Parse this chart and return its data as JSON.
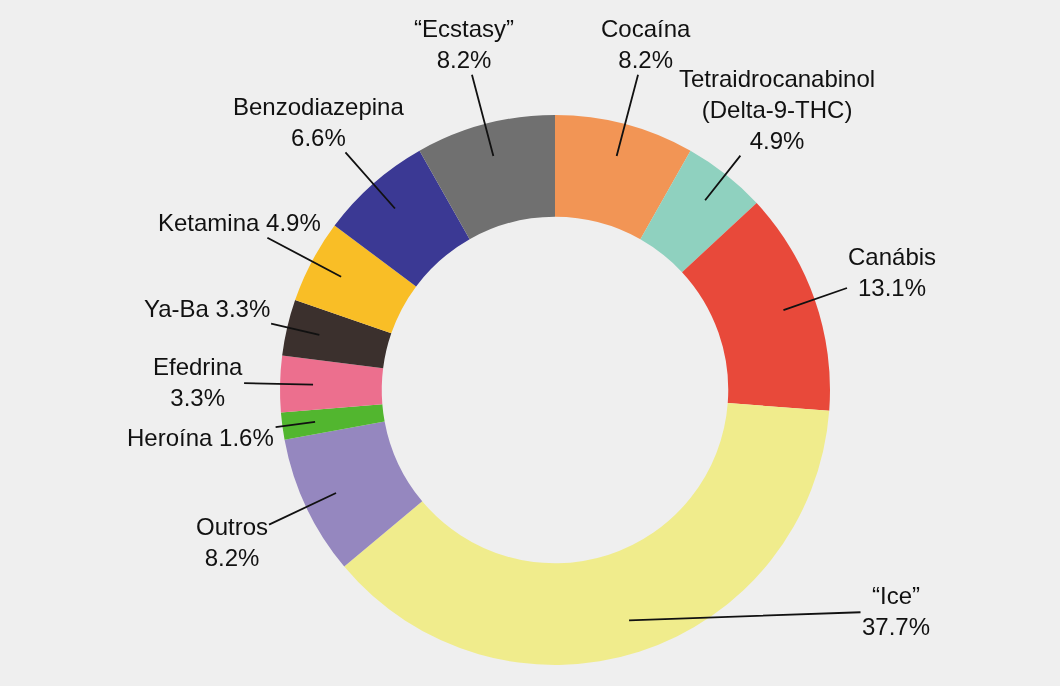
{
  "chart_data": {
    "type": "donut",
    "categories": [
      "Cocaína",
      "Tetraidrocanabinol (Delta-9-THC)",
      "Canábis",
      "“Ice”",
      "Outros",
      "Heroína",
      "Efedrina",
      "Ya-Ba",
      "Ketamina",
      "Benzodiazepina",
      "“Ecstasy”"
    ],
    "values": [
      8.2,
      4.9,
      13.1,
      37.7,
      8.2,
      1.6,
      3.3,
      3.3,
      4.9,
      6.6,
      8.2
    ],
    "value_labels": [
      "8.2%",
      "4.9%",
      "13.1%",
      "37.7%",
      "8.2%",
      "1.6%",
      "3.3%",
      "3.3%",
      "4.9%",
      "6.6%",
      "8.2%"
    ],
    "colors": [
      "#f29555",
      "#8fd1bf",
      "#e8493a",
      "#f0ec8c",
      "#9587bf",
      "#52b62f",
      "#ec6f8e",
      "#3b302d",
      "#f9be26",
      "#3b3994",
      "#707070"
    ],
    "legend": false
  }
}
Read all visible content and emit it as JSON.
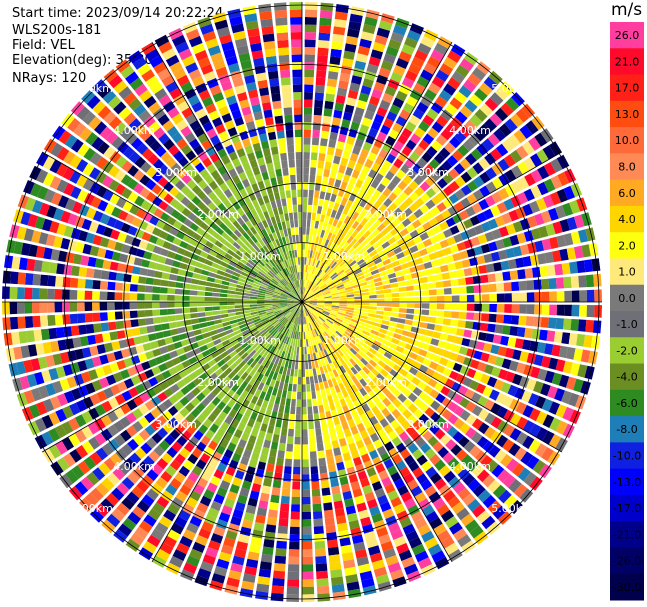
{
  "header": {
    "start_time": "Start time: 2023/09/14 20:22:24",
    "instrument": "WLS200s-181",
    "field": "Field: VEL",
    "elevation": "Elevation(deg): 35.30",
    "nrays": "NRays: 120"
  },
  "colorbar": {
    "unit": "m/s",
    "levels": [
      {
        "label": "26.0",
        "color": "#ff3ea0"
      },
      {
        "label": "21.0",
        "color": "#ff0a2a"
      },
      {
        "label": "17.0",
        "color": "#ff2018"
      },
      {
        "label": "13.0",
        "color": "#ff4d12"
      },
      {
        "label": "10.0",
        "color": "#ff6a3a"
      },
      {
        "label": "8.0",
        "color": "#ff8a55"
      },
      {
        "label": "6.0",
        "color": "#ffaa22"
      },
      {
        "label": "4.0",
        "color": "#ffd500"
      },
      {
        "label": "2.0",
        "color": "#ffff10"
      },
      {
        "label": "1.0",
        "color": "#ffe97a"
      },
      {
        "label": "0.0",
        "color": "#7a7a7a"
      },
      {
        "label": "-1.0",
        "color": "#6f6f78"
      },
      {
        "label": "-2.0",
        "color": "#9acd32"
      },
      {
        "label": "-4.0",
        "color": "#6b8e23"
      },
      {
        "label": "-6.0",
        "color": "#2e8b22"
      },
      {
        "label": "-8.0",
        "color": "#1e7eb8"
      },
      {
        "label": "-10.0",
        "color": "#1020e0"
      },
      {
        "label": "-13.0",
        "color": "#0000ff"
      },
      {
        "label": "-17.0",
        "color": "#0000cc"
      },
      {
        "label": "-21.0",
        "color": "#00008b"
      },
      {
        "label": "-26.0",
        "color": "#000066"
      },
      {
        "label": "-30.0",
        "color": "#00004d"
      }
    ]
  },
  "chart_data": {
    "type": "heatmap",
    "title": "",
    "field": "VEL",
    "nrays": 120,
    "range_rings_km": [
      1.0,
      2.0,
      3.0,
      4.0,
      5.0
    ],
    "ring_labels": [
      "1.00km",
      "2.00km",
      "3.00km",
      "4.00km",
      "5.00km"
    ],
    "cluster_note_values": {
      "east_sector_velocity_range": [
        1.0,
        4.0
      ],
      "west_sector_velocity_range": [
        -4.0,
        -1.0
      ],
      "outer_ring_velocity_range": [
        -30.0,
        26.0
      ]
    }
  }
}
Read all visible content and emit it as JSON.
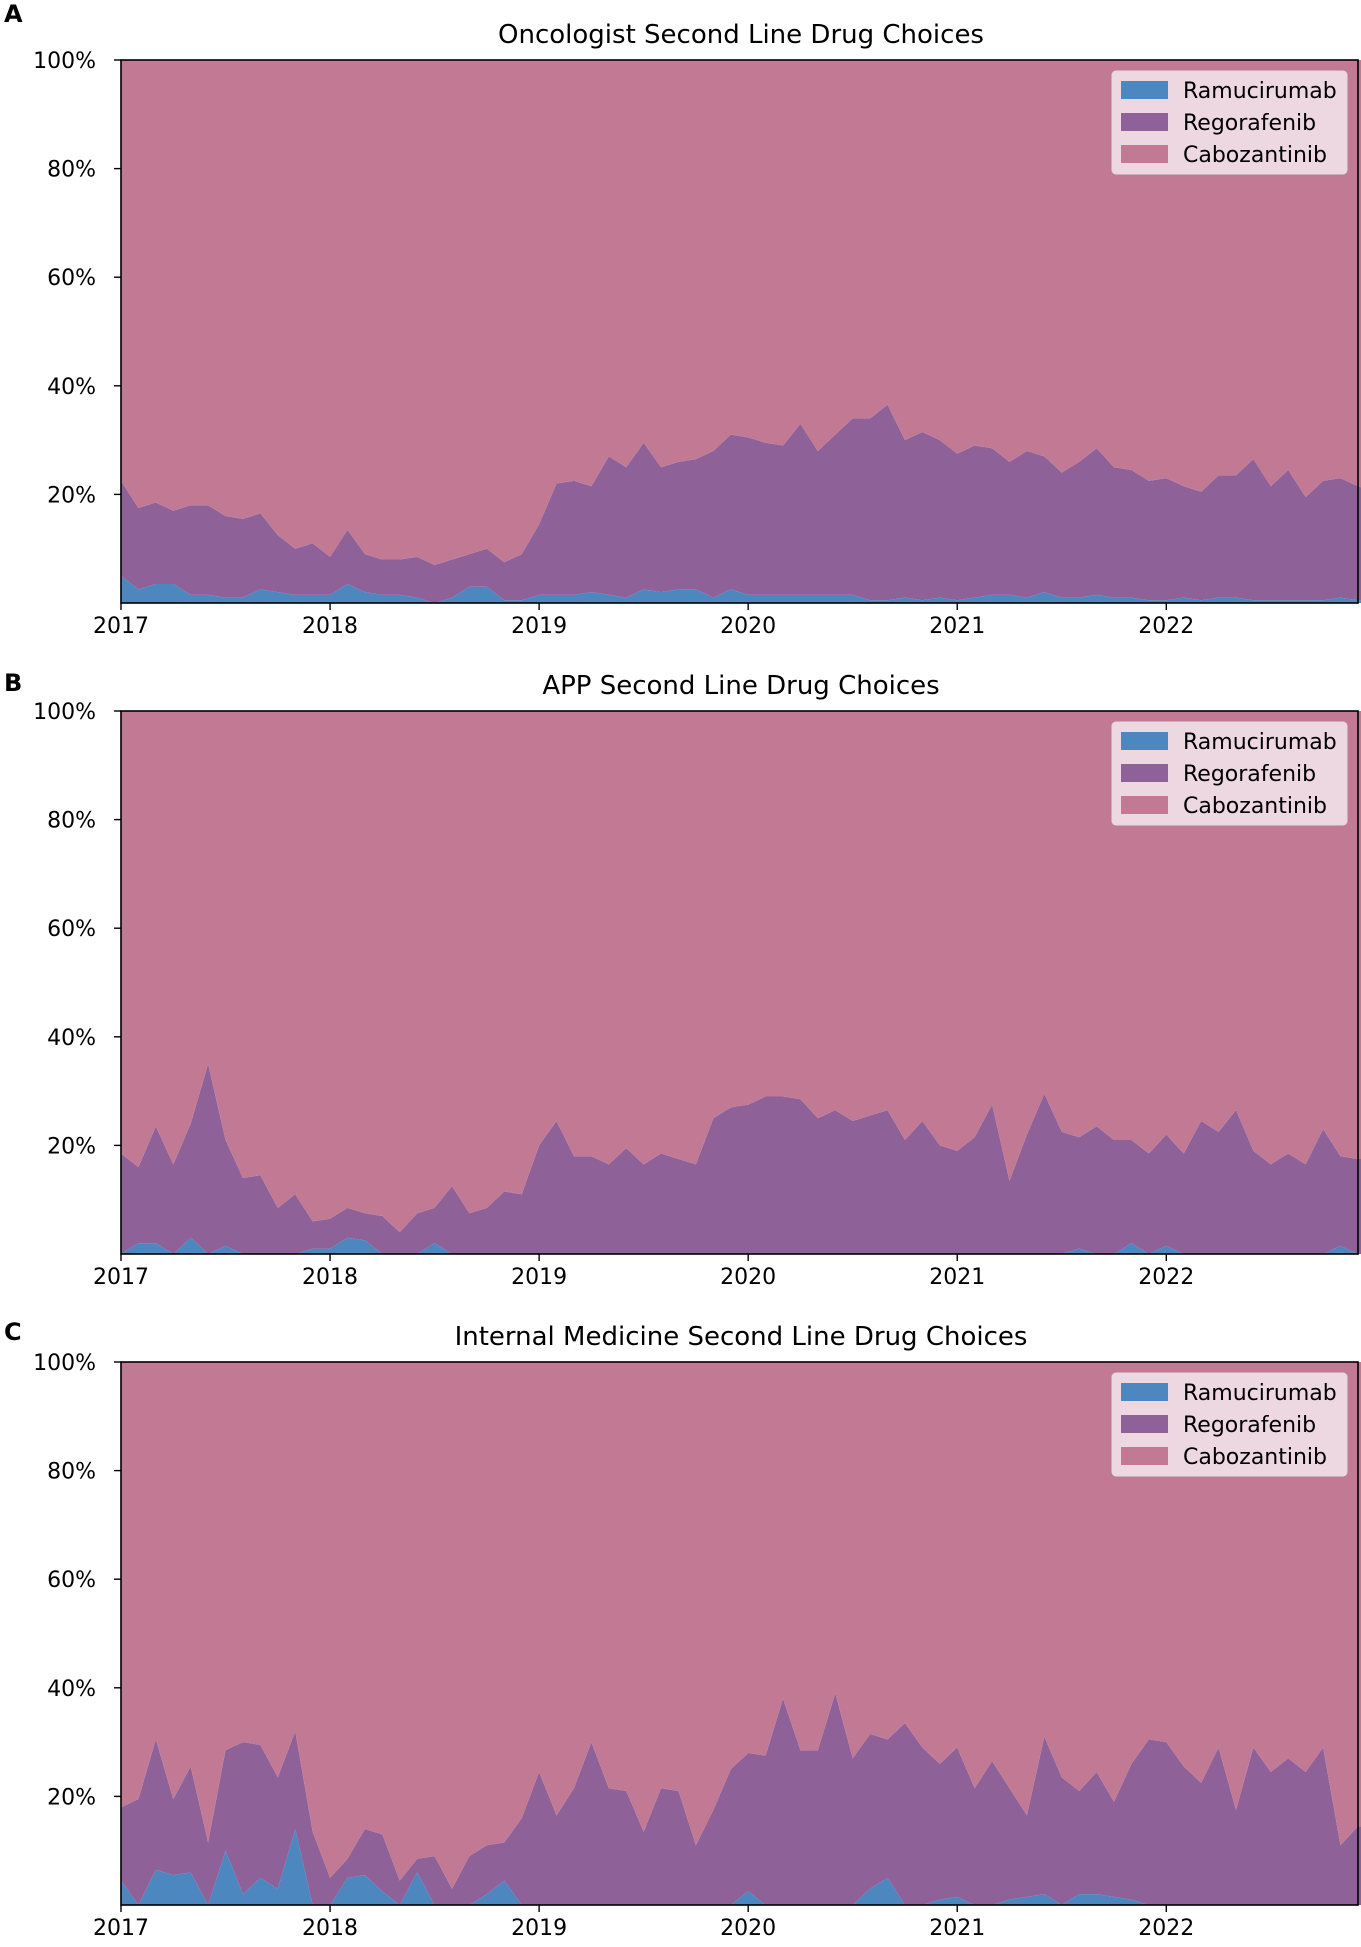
+ + + + +
■ **Exercise aim**
Pictures in the records should not appear in your copy, but everything else must be transcribed exactly.

■ **Finished exercise**
Parse this chart and return its data as JSON.
{
  "chart_data": {
    "type": "donut",
    "categories": [
      "Cocaína",
      "Tetraidrocanabinol (Delta-9-THC)",
      "Canábis",
      "“Ice”",
      "Outros",
      "Heroína",
      "Efedrina",
      "Ya-Ba",
      "Ketamina",
      "Benzodiazepina",
      "“Ecstasy”"
    ],
    "values": [
      8.2,
      4.9,
      13.1,
      37.7,
      8.2,
      1.6,
      3.3,
      3.3,
      4.9,
      6.6,
      8.2
    ],
    "value_labels": [
      "8.2%",
      "4.9%",
      "13.1%",
      "37.7%",
      "8.2%",
      "1.6%",
      "3.3%",
      "3.3%",
      "4.9%",
      "6.6%",
      "8.2%"
    ],
    "colors": [
      "#f29555",
      "#8fd1bf",
      "#e8493a",
      "#f0ec8c",
      "#9587bf",
      "#52b62f",
      "#ec6f8e",
      "#3b302d",
      "#f9be26",
      "#3b3994",
      "#707070"
    ],
    "legend": false
  }
}
Read all visible content and emit it as JSON.
{
  "header": {
    "start_time": "Start time: 2023/09/14 20:22:24",
    "instrument": "WLS200s-181",
    "field": "Field: VEL",
    "elevation": "Elevation(deg): 35.30",
    "nrays": "NRays: 120"
  },
  "colorbar": {
    "unit": "m/s",
    "levels": [
      {
        "label": "26.0",
        "color": "#ff3ea0"
      },
      {
        "label": "21.0",
        "color": "#ff0a2a"
      },
      {
        "label": "17.0",
        "color": "#ff2018"
      },
      {
        "label": "13.0",
        "color": "#ff4d12"
      },
      {
        "label": "10.0",
        "color": "#ff6a3a"
      },
      {
        "label": "8.0",
        "color": "#ff8a55"
      },
      {
        "label": "6.0",
        "color": "#ffaa22"
      },
      {
        "label": "4.0",
        "color": "#ffd500"
      },
      {
        "label": "2.0",
        "color": "#ffff10"
      },
      {
        "label": "1.0",
        "color": "#ffe97a"
      },
      {
        "label": "0.0",
        "color": "#7a7a7a"
      },
      {
        "label": "-1.0",
        "color": "#6f6f78"
      },
      {
        "label": "-2.0",
        "color": "#9acd32"
      },
      {
        "label": "-4.0",
        "color": "#6b8e23"
      },
      {
        "label": "-6.0",
        "color": "#2e8b22"
      },
      {
        "label": "-8.0",
        "color": "#1e7eb8"
      },
      {
        "label": "-10.0",
        "color": "#1020e0"
      },
      {
        "label": "-13.0",
        "color": "#0000ff"
      },
      {
        "label": "-17.0",
        "color": "#0000cc"
      },
      {
        "label": "-21.0",
        "color": "#00008b"
      },
      {
        "label": "-26.0",
        "color": "#000066"
      },
      {
        "label": "-30.0",
        "color": "#00004d"
      }
    ]
  },
  "chart_data": {
    "type": "heatmap",
    "title": "",
    "field": "VEL",
    "nrays": 120,
    "range_rings_km": [
      1.0,
      2.0,
      3.0,
      4.0,
      5.0
    ],
    "ring_labels": [
      "1.00km",
      "2.00km",
      "3.00km",
      "4.00km",
      "5.00km"
    ],
    "cluster_note_values": {
      "east_sector_velocity_range": [
        1.0,
        4.0
      ],
      "west_sector_velocity_range": [
        -4.0,
        -1.0
      ],
      "outer_ring_velocity_range": [
        -30.0,
        26.0
      ]
    }
  }
}
Read all visible content and emit it as JSON.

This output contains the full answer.